**Data supplied:**
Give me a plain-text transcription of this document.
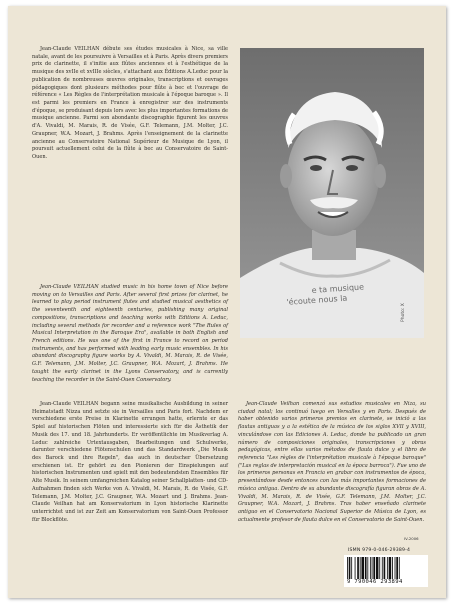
Jean-Claude VEILHAN débute ses études musicales à Nice, sa ville natale, avant de les poursuivre à Versailles et à Paris. Après divers premiers prix de clarinette, il s'initie aux flûtes anciennes et à l'esthétique de la musique des xvIIe et xvIIIe siècles, s'attachant aux Éditions A.Leduc pour la publication de nombreuses œuvres originales, transcriptions et ouvrages pédagogiques dont plusieurs méthodes pour flûte à bec et l'ouvrage de référence « Les Règles de l'interprétation musicale à l'époque baroque ». Il est parmi les premiers en France à enregistrer sur des instruments d'époque, se produisant depuis lors avec les plus importantes formations de musique ancienne. Parmi son abondante discographie figurent les œuvres d'A. Vivaldi, M. Marais, R. de Visée, G.F. Telemann, J.M. Molter, J.C. Graupner, W.A. Mozart, J. Brahms. Après l'enseignement de la clarinette ancienne au Conservatoire National Supérieur de Musique de Lyon, il poursuit actuellement celui de la flûte à bec au Conservatoire de Saint-Ouen.

Jean-Claude VEILHAN studied music in his home town of Nice before moving on to Versailles and Paris. After several first prizes for clarinet, he learned to play period instrument flutes and studied musical aesthetics of the seventeenth and eighteenth centuries, publishing many original compositions, transcriptions and teaching works with Editions A. Leduc, including several methods for recorder and a reference work "The Rules of Musical Interpretation in the Baroque Era", available in both English and French editions. He was one of the first in France to record on period instruments, and has performed with leading early music ensembles. In his abundant discography figure works by A. Vivaldi, M. Marais, R. de Visée, G.F. Telemann, J.M. Molter, J.C. Graupner, W.A. Mozart, J. Brahms. He taught the early clarinet in the Lyons Conservatory, and is currently teaching the recorder in the Saint-Ouen Conservatory.

Jean-Claude VEILHAN begann seine musikalische Ausbildung in seiner Heimatstadt Nizza und setzte sie in Versailles und Paris fort. Nachdem er verschiedene erste Preise in Klarinette errungen hatte, erlernte er das Spiel auf historischen Flöten und interessierte sich für die Ästhetik der Musik des 17. und 18. Jahrhunderts. Er veröffentlichte im Musikverlag A. Leduc zahlreiche Urtextausgaben, Bearbeitungen und Schulwerke, darunter verschiedene Flötenschulen und das Standardwerk „Die Musik des Barock und ihre Regeln", das auch in deutscher Übersetzung erschienen ist. Er gehört zu den Pionieren der Einspielungen auf historischen Instrumenten und spielt mit den bedeutendsten Ensembles für Alte Musik. In seinem umfangreichen Katalog seiner Schallplatten- und CD-Aufnahmen finden sich Werke von A. Vivaldi, M. Marais, R. de Visée, G.F. Telemann, J.M. Molter, J.C. Graupner, W.A. Mozart und J. Brahms. Jean-Claude Veilhan hat am Konservatorium in Lyon historische Klarinette unterrichtet und ist zur Zeit am Konservatorium von Saint-Ouen Professor für Blockflöte.

Jean-Claude Veilhan comenzó sus estudios musicales en Niza, su ciudad natal; los continuó luego en Versalles y en Paris. Después de haber obtenido varios primeros premios en clarinete, se inició a las flautas antiguas y a la estética de la música de los siglos XVII y XVIII, vinculándose con las Ediciones A. Leduc, donde ha publicado un gran número de composiciones originales, transcripciones y obras pedagógicas, entre ellas varios métodos de flauta dulce y el libro de referencia "Les règles de l'interprétation musicale à l'époque baroque" ("Las reglas de interpretación musical en la época barroca"). Fue uno de los primeros personas en Francia en grabar con instrumentos de época, presentándose desde entonces con las más importantes formaciones de música antigua. Dentro de su abundante discografía figuran obras de A. Vivaldi, M. Marais, R. de Visée, G.F. Telemann, J.M. Molter, J.C. Graupner, W.A. Mozart, J. Brahms. Tras haber enseñado clarinete antiguo en el Conservatorio Nacional Superior de Música de Lyon, es actualmente profesor de flauta dulce en el Conservatorio de Saint-Ouen.

e ta musique
'écoute nous la
Photo: X
IV-2006
ISMN 979-0-046-29389-4
9 790046 293894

**Written task:** Copy out the whole listing exactly, and don't carry over any pictures.

**Task output:**
Give me a plain-text transcription of this document.
Jean-Claude VEILHAN débute ses études musicales à Nice, sa ville natale, avant de les poursuivre à Versailles et à Paris. Après divers premiers prix de clarinette, il s'initie aux flûtes anciennes et à l'esthétique de la musique des xvIIe et xvIIIe siècles, s'attachant aux Éditions A.Leduc pour la publication de nombreuses œuvres originales, transcriptions et ouvrages pédagogiques dont plusieurs méthodes pour flûte à bec et l'ouvrage de référence « Les Règles de l'interprétation musicale à l'époque baroque ». Il est parmi les premiers en France à enregistrer sur des instruments d'époque, se produisant depuis lors avec les plus importantes formations de musique ancienne. Parmi son abondante discographie figurent les œuvres d'A. Vivaldi, M. Marais, R. de Visée, G.F. Telemann, J.M. Molter, J.C. Graupner, W.A. Mozart, J. Brahms. Après l'enseignement de la clarinette ancienne au Conservatoire National Supérieur de Musique de Lyon, il poursuit actuellement celui de la flûte à bec au Conservatoire de Saint-Ouen.

Jean-Claude VEILHAN studied music in his home town of Nice before moving on to Versailles and Paris. After several first prizes for clarinet, he learned to play period instrument flutes and studied musical aesthetics of the seventeenth and eighteenth centuries, publishing many original compositions, transcriptions and teaching works with Editions A. Leduc, including several methods for recorder and a reference work "The Rules of Musical Interpretation in the Baroque Era", available in both English and French editions. He was one of the first in France to record on period instruments, and has performed with leading early music ensembles. In his abundant discography figure works by A. Vivaldi, M. Marais, R. de Visée, G.F. Telemann, J.M. Molter, J.C. Graupner, W.A. Mozart, J. Brahms. He taught the early clarinet in the Lyons Conservatory, and is currently teaching the recorder in the Saint-Ouen Conservatory.

Jean-Claude VEILHAN begann seine musikalische Ausbildung in seiner Heimatstadt Nizza und setzte sie in Versailles und Paris fort. Nachdem er verschiedene erste Preise in Klarinette errungen hatte, erlernte er das Spiel auf historischen Flöten und interessierte sich für die Ästhetik der Musik des 17. und 18. Jahrhunderts. Er veröffentlichte im Musikverlag A. Leduc zahlreiche Urtextausgaben, Bearbeitungen und Schulwerke, darunter verschiedene Flötenschulen und das Standardwerk „Die Musik des Barock und ihre Regeln", das auch in deutscher Übersetzung erschienen ist. Er gehört zu den Pionieren der Einspielungen auf historischen Instrumenten und spielt mit den bedeutendsten Ensembles für Alte Musik. In seinem umfangreichen Katalog seiner Schallplatten- und CD-Aufnahmen finden sich Werke von A. Vivaldi, M. Marais, R. de Visée, G.F. Telemann, J.M. Molter, J.C. Graupner, W.A. Mozart und J. Brahms. Jean-Claude Veilhan hat am Konservatorium in Lyon historische Klarinette unterrichtet und ist zur Zeit am Konservatorium von Saint-Ouen Professor für Blockflöte.

Jean-Claude Veilhan comenzó sus estudios musicales en Niza, su ciudad natal; los continuó luego en Versalles y en Paris. Después de haber obtenido varios primeros premios en clarinete, se inició a las flautas antiguas y a la estética de la música de los siglos XVII y XVIII, vinculándose con las Ediciones A. Leduc, donde ha publicado un gran número de composiciones originales, transcripciones y obras pedagógicas, entre ellas varios métodos de flauta dulce y el libro de referencia "Les règles de l'interprétation musicale à l'époque baroque" ("Las reglas de interpretación musical en la época barroca"). Fue uno de los primeros personas en Francia en grabar con instrumentos de época, presentándose desde entonces con las más importantes formaciones de música antigua. Dentro de su abundante discografía figuran obras de A. Vivaldi, M. Marais, R. de Visée, G.F. Telemann, J.M. Molter, J.C. Graupner, W.A. Mozart, J. Brahms. Tras haber enseñado clarinete antiguo en el Conservatorio Nacional Superior de Música de Lyon, es actualmente profesor de flauta dulce en el Conservatorio de Saint-Ouen.

e ta musique
'écoute nous la
Photo: X
IV-2006
ISMN 979-0-046-29389-4
9 790046 293894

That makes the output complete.